**Data entries**
+-------+

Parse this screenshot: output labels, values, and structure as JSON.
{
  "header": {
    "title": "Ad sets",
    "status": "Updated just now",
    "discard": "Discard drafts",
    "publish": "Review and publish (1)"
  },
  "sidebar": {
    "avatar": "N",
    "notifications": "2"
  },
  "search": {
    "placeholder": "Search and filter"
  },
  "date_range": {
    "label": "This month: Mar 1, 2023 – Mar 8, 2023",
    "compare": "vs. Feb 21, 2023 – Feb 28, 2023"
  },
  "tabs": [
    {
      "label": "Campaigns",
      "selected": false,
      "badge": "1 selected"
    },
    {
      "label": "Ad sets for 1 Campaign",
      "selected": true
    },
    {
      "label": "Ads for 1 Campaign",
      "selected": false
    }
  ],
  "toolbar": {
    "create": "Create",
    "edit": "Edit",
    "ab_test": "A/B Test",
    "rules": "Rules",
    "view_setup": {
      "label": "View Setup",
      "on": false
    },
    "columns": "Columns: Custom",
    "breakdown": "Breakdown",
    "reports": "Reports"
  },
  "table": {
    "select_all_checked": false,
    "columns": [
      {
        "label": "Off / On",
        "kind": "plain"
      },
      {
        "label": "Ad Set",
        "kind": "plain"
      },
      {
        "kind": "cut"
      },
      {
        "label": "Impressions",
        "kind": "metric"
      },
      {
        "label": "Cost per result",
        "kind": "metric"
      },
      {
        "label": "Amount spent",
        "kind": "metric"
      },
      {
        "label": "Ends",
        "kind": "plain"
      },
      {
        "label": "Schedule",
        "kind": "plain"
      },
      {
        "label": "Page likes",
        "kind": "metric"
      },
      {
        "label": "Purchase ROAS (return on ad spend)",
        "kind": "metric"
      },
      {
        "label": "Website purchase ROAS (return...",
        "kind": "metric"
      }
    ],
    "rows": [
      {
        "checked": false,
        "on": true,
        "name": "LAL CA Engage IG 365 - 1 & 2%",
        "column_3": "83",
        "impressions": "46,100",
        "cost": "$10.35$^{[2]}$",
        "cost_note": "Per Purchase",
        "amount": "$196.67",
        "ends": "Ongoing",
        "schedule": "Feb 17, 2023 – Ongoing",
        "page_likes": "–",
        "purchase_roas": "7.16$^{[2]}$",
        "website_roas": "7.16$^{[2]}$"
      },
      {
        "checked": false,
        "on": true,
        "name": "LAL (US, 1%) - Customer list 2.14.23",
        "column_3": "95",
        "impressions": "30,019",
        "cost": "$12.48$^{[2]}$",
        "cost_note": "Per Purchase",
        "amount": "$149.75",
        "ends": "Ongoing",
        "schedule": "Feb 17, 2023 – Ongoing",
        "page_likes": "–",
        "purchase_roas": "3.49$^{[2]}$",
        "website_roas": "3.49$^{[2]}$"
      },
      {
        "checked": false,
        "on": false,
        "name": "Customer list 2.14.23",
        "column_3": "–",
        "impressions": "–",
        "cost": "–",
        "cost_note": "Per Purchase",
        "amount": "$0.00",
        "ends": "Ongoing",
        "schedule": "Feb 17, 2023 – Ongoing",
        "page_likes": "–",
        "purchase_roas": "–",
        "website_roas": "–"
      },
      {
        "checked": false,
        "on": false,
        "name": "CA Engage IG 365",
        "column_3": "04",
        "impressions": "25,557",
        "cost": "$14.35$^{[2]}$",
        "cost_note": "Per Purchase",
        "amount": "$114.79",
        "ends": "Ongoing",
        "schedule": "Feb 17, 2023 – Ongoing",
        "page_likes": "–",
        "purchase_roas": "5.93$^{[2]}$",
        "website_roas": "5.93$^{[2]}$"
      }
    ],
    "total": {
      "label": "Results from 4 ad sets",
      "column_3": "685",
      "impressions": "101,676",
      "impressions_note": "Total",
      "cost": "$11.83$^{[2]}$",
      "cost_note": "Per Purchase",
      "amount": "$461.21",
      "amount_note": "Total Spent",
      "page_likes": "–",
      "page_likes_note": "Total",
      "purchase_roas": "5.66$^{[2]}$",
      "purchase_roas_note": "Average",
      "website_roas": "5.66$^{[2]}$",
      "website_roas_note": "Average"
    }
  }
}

+-------+

**Aim of the exercise**
Go through the entries above and copy every line containing "return".

**Solved exercise**
        "label": "Purchase ROAS (return on ad spend)",
        "label": "Website purchase ROAS (return...",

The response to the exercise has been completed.